*DATA RECORDS*
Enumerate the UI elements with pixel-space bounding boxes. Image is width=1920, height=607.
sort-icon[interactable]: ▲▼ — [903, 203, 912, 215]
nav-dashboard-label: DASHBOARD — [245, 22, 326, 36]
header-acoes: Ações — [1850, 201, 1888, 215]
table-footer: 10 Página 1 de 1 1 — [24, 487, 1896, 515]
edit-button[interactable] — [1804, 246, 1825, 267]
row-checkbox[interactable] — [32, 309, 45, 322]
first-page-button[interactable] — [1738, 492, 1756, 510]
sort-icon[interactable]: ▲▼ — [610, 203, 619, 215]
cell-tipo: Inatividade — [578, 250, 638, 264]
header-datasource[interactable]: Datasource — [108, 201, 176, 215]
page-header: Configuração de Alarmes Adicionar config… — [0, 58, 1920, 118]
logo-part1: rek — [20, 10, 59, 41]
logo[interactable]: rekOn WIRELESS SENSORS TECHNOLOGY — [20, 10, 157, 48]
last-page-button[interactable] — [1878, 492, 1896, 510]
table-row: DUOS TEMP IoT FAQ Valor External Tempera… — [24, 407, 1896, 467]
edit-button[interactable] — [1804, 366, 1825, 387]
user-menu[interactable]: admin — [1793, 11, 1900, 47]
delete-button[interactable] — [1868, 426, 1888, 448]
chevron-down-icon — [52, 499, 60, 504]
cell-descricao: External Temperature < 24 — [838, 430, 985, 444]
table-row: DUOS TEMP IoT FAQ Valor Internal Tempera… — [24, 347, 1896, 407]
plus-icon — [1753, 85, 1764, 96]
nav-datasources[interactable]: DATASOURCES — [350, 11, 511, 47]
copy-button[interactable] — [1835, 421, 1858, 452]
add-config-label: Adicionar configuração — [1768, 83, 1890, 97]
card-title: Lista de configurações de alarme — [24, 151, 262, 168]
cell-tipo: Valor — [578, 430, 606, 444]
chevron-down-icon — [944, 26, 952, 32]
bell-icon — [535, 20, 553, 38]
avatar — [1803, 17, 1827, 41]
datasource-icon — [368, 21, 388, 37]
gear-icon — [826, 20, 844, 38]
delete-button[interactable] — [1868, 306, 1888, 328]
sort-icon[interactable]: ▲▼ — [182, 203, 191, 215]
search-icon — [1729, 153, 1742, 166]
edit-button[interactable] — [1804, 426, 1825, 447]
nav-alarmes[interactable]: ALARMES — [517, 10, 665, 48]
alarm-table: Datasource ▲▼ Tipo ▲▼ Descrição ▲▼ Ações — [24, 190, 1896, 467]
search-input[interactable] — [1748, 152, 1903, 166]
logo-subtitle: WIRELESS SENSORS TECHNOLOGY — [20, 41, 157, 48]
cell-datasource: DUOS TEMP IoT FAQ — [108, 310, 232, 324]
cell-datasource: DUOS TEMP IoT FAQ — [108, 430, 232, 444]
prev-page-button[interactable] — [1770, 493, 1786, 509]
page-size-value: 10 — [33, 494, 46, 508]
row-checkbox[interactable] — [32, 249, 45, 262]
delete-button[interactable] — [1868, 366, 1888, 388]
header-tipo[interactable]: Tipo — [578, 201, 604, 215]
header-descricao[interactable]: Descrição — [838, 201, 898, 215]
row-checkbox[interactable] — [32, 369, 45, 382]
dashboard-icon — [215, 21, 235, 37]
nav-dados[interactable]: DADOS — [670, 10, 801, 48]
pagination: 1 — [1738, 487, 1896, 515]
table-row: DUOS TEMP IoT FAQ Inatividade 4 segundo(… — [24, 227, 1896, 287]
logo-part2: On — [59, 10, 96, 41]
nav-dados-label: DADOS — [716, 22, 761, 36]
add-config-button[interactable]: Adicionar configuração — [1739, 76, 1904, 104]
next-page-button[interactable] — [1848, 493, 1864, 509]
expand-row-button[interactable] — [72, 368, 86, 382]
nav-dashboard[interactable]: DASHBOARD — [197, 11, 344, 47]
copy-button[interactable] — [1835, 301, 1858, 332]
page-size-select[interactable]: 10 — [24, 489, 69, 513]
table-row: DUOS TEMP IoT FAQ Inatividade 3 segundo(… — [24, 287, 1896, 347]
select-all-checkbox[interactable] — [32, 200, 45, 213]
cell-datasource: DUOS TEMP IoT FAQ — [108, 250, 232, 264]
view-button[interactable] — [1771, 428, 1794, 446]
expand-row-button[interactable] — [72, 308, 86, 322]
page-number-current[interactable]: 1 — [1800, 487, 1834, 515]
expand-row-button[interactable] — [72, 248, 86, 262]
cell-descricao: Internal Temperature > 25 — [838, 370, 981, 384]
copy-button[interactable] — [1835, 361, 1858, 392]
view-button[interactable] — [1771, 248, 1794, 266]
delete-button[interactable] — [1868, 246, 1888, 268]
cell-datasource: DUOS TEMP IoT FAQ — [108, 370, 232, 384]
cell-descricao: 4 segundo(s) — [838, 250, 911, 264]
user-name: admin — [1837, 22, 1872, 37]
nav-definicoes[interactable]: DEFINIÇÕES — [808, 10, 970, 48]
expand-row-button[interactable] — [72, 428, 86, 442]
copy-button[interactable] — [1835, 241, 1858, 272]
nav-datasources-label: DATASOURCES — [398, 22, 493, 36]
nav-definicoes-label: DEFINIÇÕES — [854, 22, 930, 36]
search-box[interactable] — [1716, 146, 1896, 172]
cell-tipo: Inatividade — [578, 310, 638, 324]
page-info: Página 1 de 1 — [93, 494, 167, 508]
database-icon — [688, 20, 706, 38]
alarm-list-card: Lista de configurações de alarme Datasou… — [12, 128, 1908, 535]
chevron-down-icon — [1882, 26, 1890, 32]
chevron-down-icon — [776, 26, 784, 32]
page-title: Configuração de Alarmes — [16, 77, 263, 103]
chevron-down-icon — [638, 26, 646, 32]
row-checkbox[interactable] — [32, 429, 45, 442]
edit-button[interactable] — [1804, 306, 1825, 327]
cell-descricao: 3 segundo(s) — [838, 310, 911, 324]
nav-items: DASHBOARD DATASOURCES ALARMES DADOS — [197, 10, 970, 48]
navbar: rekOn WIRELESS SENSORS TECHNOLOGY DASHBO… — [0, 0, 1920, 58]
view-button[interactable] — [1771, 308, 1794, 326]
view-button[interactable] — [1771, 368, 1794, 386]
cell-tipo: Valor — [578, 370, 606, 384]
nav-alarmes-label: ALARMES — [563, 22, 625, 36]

*REQUEST*
Convert the items from the start through the line containing "sort-icon[interactable]: ▲▼ — [610, 203, 619, 215]" into a Markdown table with the columns No. and Entry. Number each row, and omit any blank lines.

*ANSWER IN FULL*
| No. | Entry |
|---|---|
| 1 | Enumerate the UI elements with pixel-space bounding boxes. Image is width=1920, height=607. |
| 2 | sort-icon[interactable]: ▲▼ — [903, 203, 912, 215] |
| 3 | nav-dashboard-label: DASHBOARD — [245, 22, 326, 36] |
| 4 | header-acoes: Ações — [1850, 201, 1888, 215] |
| 5 | table-footer: 10 Página 1 de 1 1 — [24, 487, 1896, 515] |
| 6 | edit-button[interactable] — [1804, 246, 1825, 267] |
| 7 | row-checkbox[interactable] — [32, 309, 45, 322] |
| 8 | first-page-button[interactable] — [1738, 492, 1756, 510] |
| 9 | sort-icon[interactable]: ▲▼ — [610, 203, 619, 215] |